◆ EXTRAIT DU DOCUMENT ◆
#####
Voici quel était son projet. Repoussé par tous les pasteurs étrangers, et n’ayant pu obtenir qu’ils vinssent prêcher en France, il ferait frapper à leur porte, à celle des réfugiés, des hommes pieux et des princes de tous pays, afin qu’ils secourussent de leur argent ceux qu’ils avaient refusé de secourir de leur parole. Plus d’appel au dévouement et au martyre ; appel à la piété et à la charité. Dans la suite, lorsqu’une somme suffisante serait réunie, il chercherait, parmi les rudes et austères paysans qu’il connaissait, de jeunes hommes de talent que le martyre n’effrayerait pas, et il les enverrait dans une académie étrangère pour les initier aux connaissances exigées par le ministèred.

d – On se rappelle qu’il avait déjà été question de ce projet pendant son séjour à Genève. V. chap. vii.
#####
◆ OBJECTIF 1 ◆
Dans l'extrait sur le projet de formation de futurs pasteurs, où les jeunes paysans choisis devaient-ils être envoyés ?
◆ OBJECTIF 2 ◆
Prolongez l'extrait sur le projet de formation de futurs pasteurs à partir de sa dernière phrase.
#####
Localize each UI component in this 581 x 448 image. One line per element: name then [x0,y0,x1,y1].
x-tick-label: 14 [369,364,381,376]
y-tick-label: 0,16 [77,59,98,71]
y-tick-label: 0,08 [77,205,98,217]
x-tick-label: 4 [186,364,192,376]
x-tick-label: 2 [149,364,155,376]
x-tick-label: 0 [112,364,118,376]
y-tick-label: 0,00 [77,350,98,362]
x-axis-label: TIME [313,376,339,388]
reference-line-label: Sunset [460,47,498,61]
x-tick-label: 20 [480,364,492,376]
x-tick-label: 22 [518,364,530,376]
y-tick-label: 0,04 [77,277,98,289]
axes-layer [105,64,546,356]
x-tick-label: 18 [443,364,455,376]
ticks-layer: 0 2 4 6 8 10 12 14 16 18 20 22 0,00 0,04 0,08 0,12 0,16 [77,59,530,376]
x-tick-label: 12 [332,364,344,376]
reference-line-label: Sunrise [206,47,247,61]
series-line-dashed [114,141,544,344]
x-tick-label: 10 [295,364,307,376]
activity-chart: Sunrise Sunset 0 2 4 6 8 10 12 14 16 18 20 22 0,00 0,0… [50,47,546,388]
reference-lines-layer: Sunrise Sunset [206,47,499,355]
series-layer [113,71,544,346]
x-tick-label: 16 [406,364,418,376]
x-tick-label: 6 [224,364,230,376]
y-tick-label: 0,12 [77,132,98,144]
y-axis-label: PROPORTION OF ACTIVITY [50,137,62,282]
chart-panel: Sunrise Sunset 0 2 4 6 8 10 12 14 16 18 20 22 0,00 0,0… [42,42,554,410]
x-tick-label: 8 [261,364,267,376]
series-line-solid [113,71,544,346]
#####
◆ RÉPONSE 1 ◆
Dans une académie étrangère, pour y être initiés aux connaissances exigées par le ministère.

◆ RÉPONSE 2 ◆
Antoine Court s’ouvrit de son dessein au Synode de 1724. La proposition parut excellente, mais la personne de Duplan déplaisait : on avait encore en suspicion ses sentiments à l’égard des Inspirés (N° 5, n° XI). Quelques mois s’écoulèrent en négociations. Enfin, en 1725, l’entente s’établit. « Le Synode, écrivait Court à Duplan, se tiendra, s’il plaît au Seigneur, après les fêtes de Pâques ; vous serez nommé par lui député général des églises du Languedoc vers les Puissances protestantes. J’ai déjà le suffrage d’un colloque pour cela. Dieu veuille rendre votre députation efficace (N° 7, t. II, p. 135. Mars 1725.). » Le Synode s’ouvrit le 1er mai 1725. Parmi les assistants, se trouvaient trois députés choisis par les membres du Synode précédent tenu dans les Cévennes, et deux députés envoyés par chaque église du bas Languedoc. Court, prenant la parole, montra la nécessité de se faire représenter auprès des cours étrangères, et, sa proposition faite, comme on ne faisait aucune objection, il invita l’assemblée à choisir un homme capable de remplir cette fonction importante. L’assemblée, sans hésiter, arrêta son choix sur le jeune prédicant. Sa surprise fut extrême. Quoi ! Lui revêtu de cette charge ! Mais les pasteurs n’étaient-ils pas assez rares ? Fallait-il encore en diminuer le nombre ? Court se hâta de décliner cet honneur, et, faisant l’éloge de son ami, il le proposa aux suffrages du Synode. Les assistants, bien qu’indécis, finirent par se ranger à l’avis de leur modérateur et se décidèrent à nommer Duplane.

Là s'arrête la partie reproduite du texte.